* [Brief] Copy each line holding the string "color".

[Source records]
***

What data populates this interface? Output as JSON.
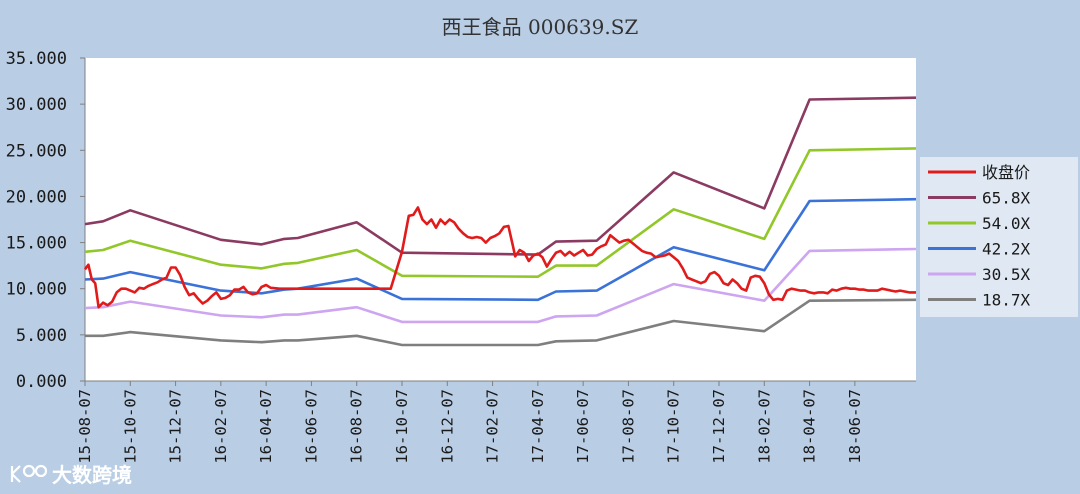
{
  "chart_data": {
    "type": "line",
    "title": "西王食品 000639.SZ",
    "xlabel": "",
    "ylabel": "",
    "ylim": [
      0,
      35
    ],
    "yticks": [
      "0.000",
      "5.000",
      "10.000",
      "15.000",
      "20.000",
      "25.000",
      "30.000",
      "35.000"
    ],
    "x_range": [
      0,
      36.7
    ],
    "xticks": [
      {
        "label": "15-08-07",
        "x": 0
      },
      {
        "label": "15-10-07",
        "x": 2
      },
      {
        "label": "15-12-07",
        "x": 4
      },
      {
        "label": "16-02-07",
        "x": 6
      },
      {
        "label": "16-04-07",
        "x": 8
      },
      {
        "label": "16-06-07",
        "x": 10
      },
      {
        "label": "16-08-07",
        "x": 12
      },
      {
        "label": "16-10-07",
        "x": 14
      },
      {
        "label": "16-12-07",
        "x": 16
      },
      {
        "label": "17-02-07",
        "x": 18
      },
      {
        "label": "17-04-07",
        "x": 20
      },
      {
        "label": "17-06-07",
        "x": 22
      },
      {
        "label": "17-08-07",
        "x": 24
      },
      {
        "label": "17-10-07",
        "x": 26
      },
      {
        "label": "17-12-07",
        "x": 28
      },
      {
        "label": "18-02-07",
        "x": 30
      },
      {
        "label": "18-04-07",
        "x": 32
      },
      {
        "label": "18-06-07",
        "x": 34
      }
    ],
    "grid": false,
    "legend_position": "right",
    "series": [
      {
        "name": "收盘价",
        "color": "#e11b1b",
        "points": [
          [
            0,
            12.1
          ],
          [
            0.15,
            12.6
          ],
          [
            0.3,
            11.0
          ],
          [
            0.45,
            10.6
          ],
          [
            0.6,
            8.0
          ],
          [
            0.8,
            8.5
          ],
          [
            1.0,
            8.2
          ],
          [
            1.2,
            8.6
          ],
          [
            1.4,
            9.6
          ],
          [
            1.6,
            10.0
          ],
          [
            1.8,
            10.0
          ],
          [
            2.0,
            9.8
          ],
          [
            2.2,
            9.6
          ],
          [
            2.4,
            10.1
          ],
          [
            2.6,
            10.0
          ],
          [
            2.8,
            10.3
          ],
          [
            3.0,
            10.5
          ],
          [
            3.2,
            10.7
          ],
          [
            3.4,
            11.0
          ],
          [
            3.6,
            11.2
          ],
          [
            3.8,
            12.3
          ],
          [
            4.0,
            12.3
          ],
          [
            4.2,
            11.5
          ],
          [
            4.4,
            10.2
          ],
          [
            4.6,
            9.3
          ],
          [
            4.8,
            9.5
          ],
          [
            5.0,
            8.9
          ],
          [
            5.2,
            8.4
          ],
          [
            5.4,
            8.7
          ],
          [
            5.6,
            9.2
          ],
          [
            5.8,
            9.6
          ],
          [
            6.0,
            8.9
          ],
          [
            6.2,
            9.0
          ],
          [
            6.4,
            9.3
          ],
          [
            6.6,
            9.9
          ],
          [
            6.8,
            9.9
          ],
          [
            7.0,
            10.2
          ],
          [
            7.2,
            9.6
          ],
          [
            7.4,
            9.4
          ],
          [
            7.6,
            9.5
          ],
          [
            7.8,
            10.2
          ],
          [
            8.0,
            10.4
          ],
          [
            8.2,
            10.1
          ],
          [
            8.6,
            10.0
          ],
          [
            9.0,
            10.0
          ],
          [
            10,
            10.0
          ],
          [
            11,
            10.0
          ],
          [
            12,
            10.0
          ],
          [
            13,
            10.0
          ],
          [
            13.5,
            10.0
          ],
          [
            14.0,
            14.0
          ],
          [
            14.3,
            17.9
          ],
          [
            14.5,
            18.0
          ],
          [
            14.7,
            18.8
          ],
          [
            14.9,
            17.5
          ],
          [
            15.1,
            17.0
          ],
          [
            15.3,
            17.5
          ],
          [
            15.5,
            16.6
          ],
          [
            15.7,
            17.5
          ],
          [
            15.9,
            17.0
          ],
          [
            16.1,
            17.5
          ],
          [
            16.3,
            17.2
          ],
          [
            16.5,
            16.5
          ],
          [
            16.7,
            16.0
          ],
          [
            16.9,
            15.6
          ],
          [
            17.1,
            15.5
          ],
          [
            17.3,
            15.6
          ],
          [
            17.5,
            15.5
          ],
          [
            17.7,
            15.0
          ],
          [
            17.9,
            15.5
          ],
          [
            18.1,
            15.7
          ],
          [
            18.3,
            16.0
          ],
          [
            18.5,
            16.7
          ],
          [
            18.7,
            16.8
          ],
          [
            18.9,
            14.6
          ],
          [
            19.0,
            13.5
          ],
          [
            19.2,
            14.2
          ],
          [
            19.4,
            13.9
          ],
          [
            19.6,
            13.0
          ],
          [
            19.8,
            13.6
          ],
          [
            20.0,
            13.8
          ],
          [
            20.2,
            13.4
          ],
          [
            20.4,
            12.4
          ],
          [
            20.6,
            13.2
          ],
          [
            20.8,
            13.9
          ],
          [
            21.0,
            14.1
          ],
          [
            21.2,
            13.6
          ],
          [
            21.4,
            14.0
          ],
          [
            21.6,
            13.6
          ],
          [
            21.8,
            13.9
          ],
          [
            22.0,
            14.2
          ],
          [
            22.2,
            13.6
          ],
          [
            22.4,
            13.7
          ],
          [
            22.6,
            14.3
          ],
          [
            22.8,
            14.6
          ],
          [
            23.0,
            14.8
          ],
          [
            23.2,
            15.8
          ],
          [
            23.4,
            15.4
          ],
          [
            23.6,
            15.0
          ],
          [
            23.8,
            15.2
          ],
          [
            24.0,
            15.3
          ],
          [
            24.2,
            14.9
          ],
          [
            24.4,
            14.5
          ],
          [
            24.6,
            14.1
          ],
          [
            24.8,
            13.9
          ],
          [
            25.0,
            13.8
          ],
          [
            25.2,
            13.4
          ],
          [
            25.4,
            13.5
          ],
          [
            25.6,
            13.6
          ],
          [
            25.8,
            13.8
          ],
          [
            26.0,
            13.4
          ],
          [
            26.2,
            13.0
          ],
          [
            26.4,
            12.2
          ],
          [
            26.6,
            11.2
          ],
          [
            26.8,
            11.0
          ],
          [
            27.0,
            10.8
          ],
          [
            27.2,
            10.6
          ],
          [
            27.4,
            10.8
          ],
          [
            27.6,
            11.6
          ],
          [
            27.8,
            11.8
          ],
          [
            28.0,
            11.4
          ],
          [
            28.2,
            10.6
          ],
          [
            28.4,
            10.4
          ],
          [
            28.6,
            11.0
          ],
          [
            28.8,
            10.6
          ],
          [
            29.0,
            10.0
          ],
          [
            29.2,
            9.8
          ],
          [
            29.4,
            11.2
          ],
          [
            29.6,
            11.4
          ],
          [
            29.8,
            11.3
          ],
          [
            30.0,
            10.6
          ],
          [
            30.2,
            9.4
          ],
          [
            30.4,
            8.8
          ],
          [
            30.6,
            8.9
          ],
          [
            30.8,
            8.8
          ],
          [
            31.0,
            9.8
          ],
          [
            31.2,
            10.0
          ],
          [
            31.4,
            9.9
          ],
          [
            31.6,
            9.8
          ],
          [
            31.8,
            9.8
          ],
          [
            32.0,
            9.6
          ],
          [
            32.2,
            9.5
          ],
          [
            32.4,
            9.6
          ],
          [
            32.6,
            9.6
          ],
          [
            32.8,
            9.5
          ],
          [
            33.0,
            9.9
          ],
          [
            33.2,
            9.8
          ],
          [
            33.4,
            10.0
          ],
          [
            33.6,
            10.1
          ],
          [
            33.8,
            10.0
          ],
          [
            34.0,
            10.0
          ],
          [
            34.2,
            9.9
          ],
          [
            34.4,
            9.9
          ],
          [
            34.6,
            9.8
          ],
          [
            34.8,
            9.8
          ],
          [
            35.0,
            9.8
          ],
          [
            35.2,
            10.0
          ],
          [
            35.4,
            9.9
          ],
          [
            35.6,
            9.8
          ],
          [
            35.8,
            9.7
          ],
          [
            36.0,
            9.8
          ],
          [
            36.2,
            9.7
          ],
          [
            36.4,
            9.6
          ],
          [
            36.7,
            9.6
          ]
        ]
      },
      {
        "name": "65.8X",
        "color": "#8b3a62",
        "points": [
          [
            0,
            17.0
          ],
          [
            0.8,
            17.3
          ],
          [
            2.0,
            18.5
          ],
          [
            6.0,
            15.3
          ],
          [
            7.8,
            14.8
          ],
          [
            8.8,
            15.4
          ],
          [
            9.4,
            15.5
          ],
          [
            12.0,
            17.2
          ],
          [
            14.0,
            13.9
          ],
          [
            20.0,
            13.7
          ],
          [
            20.8,
            15.1
          ],
          [
            22.6,
            15.2
          ],
          [
            26.0,
            22.6
          ],
          [
            30.0,
            18.7
          ],
          [
            32.0,
            30.5
          ],
          [
            36.7,
            30.7
          ]
        ]
      },
      {
        "name": "54.0X",
        "color": "#92c72a",
        "points": [
          [
            0,
            14.0
          ],
          [
            0.8,
            14.2
          ],
          [
            2.0,
            15.2
          ],
          [
            6.0,
            12.6
          ],
          [
            7.8,
            12.2
          ],
          [
            8.8,
            12.7
          ],
          [
            9.4,
            12.8
          ],
          [
            12.0,
            14.2
          ],
          [
            14.0,
            11.4
          ],
          [
            20.0,
            11.3
          ],
          [
            20.8,
            12.5
          ],
          [
            22.6,
            12.5
          ],
          [
            26.0,
            18.6
          ],
          [
            30.0,
            15.4
          ],
          [
            32.0,
            25.0
          ],
          [
            36.7,
            25.2
          ]
        ]
      },
      {
        "name": "42.2X",
        "color": "#3a72d8",
        "points": [
          [
            0,
            11.0
          ],
          [
            0.8,
            11.1
          ],
          [
            2.0,
            11.8
          ],
          [
            6.0,
            9.8
          ],
          [
            7.8,
            9.5
          ],
          [
            8.8,
            9.9
          ],
          [
            9.4,
            10.0
          ],
          [
            12.0,
            11.1
          ],
          [
            14.0,
            8.9
          ],
          [
            20.0,
            8.8
          ],
          [
            20.8,
            9.7
          ],
          [
            22.6,
            9.8
          ],
          [
            26.0,
            14.5
          ],
          [
            30.0,
            12.0
          ],
          [
            32.0,
            19.5
          ],
          [
            36.7,
            19.7
          ]
        ]
      },
      {
        "name": "30.5X",
        "color": "#cda5f0",
        "points": [
          [
            0,
            7.9
          ],
          [
            0.8,
            8.0
          ],
          [
            2.0,
            8.6
          ],
          [
            6.0,
            7.1
          ],
          [
            7.8,
            6.9
          ],
          [
            8.8,
            7.2
          ],
          [
            9.4,
            7.2
          ],
          [
            12.0,
            8.0
          ],
          [
            14.0,
            6.4
          ],
          [
            20.0,
            6.4
          ],
          [
            20.8,
            7.0
          ],
          [
            22.6,
            7.1
          ],
          [
            26.0,
            10.5
          ],
          [
            30.0,
            8.7
          ],
          [
            32.0,
            14.1
          ],
          [
            36.7,
            14.3
          ]
        ]
      },
      {
        "name": "18.7X",
        "color": "#7f7f7f",
        "points": [
          [
            0,
            4.9
          ],
          [
            0.8,
            4.9
          ],
          [
            2.0,
            5.3
          ],
          [
            6.0,
            4.4
          ],
          [
            7.8,
            4.2
          ],
          [
            8.8,
            4.4
          ],
          [
            9.4,
            4.4
          ],
          [
            12.0,
            4.9
          ],
          [
            14.0,
            3.9
          ],
          [
            20.0,
            3.9
          ],
          [
            20.8,
            4.3
          ],
          [
            22.6,
            4.4
          ],
          [
            26.0,
            6.5
          ],
          [
            30.0,
            5.4
          ],
          [
            32.0,
            8.7
          ],
          [
            36.7,
            8.8
          ]
        ]
      }
    ]
  },
  "watermark": {
    "text": "大数跨境"
  }
}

***

* [Exercise response]
        "color": "#e11b1b",
        "color": "#8b3a62",
        "color": "#92c72a",
        "color": "#3a72d8",
        "color": "#cda5f0",
        "color": "#7f7f7f",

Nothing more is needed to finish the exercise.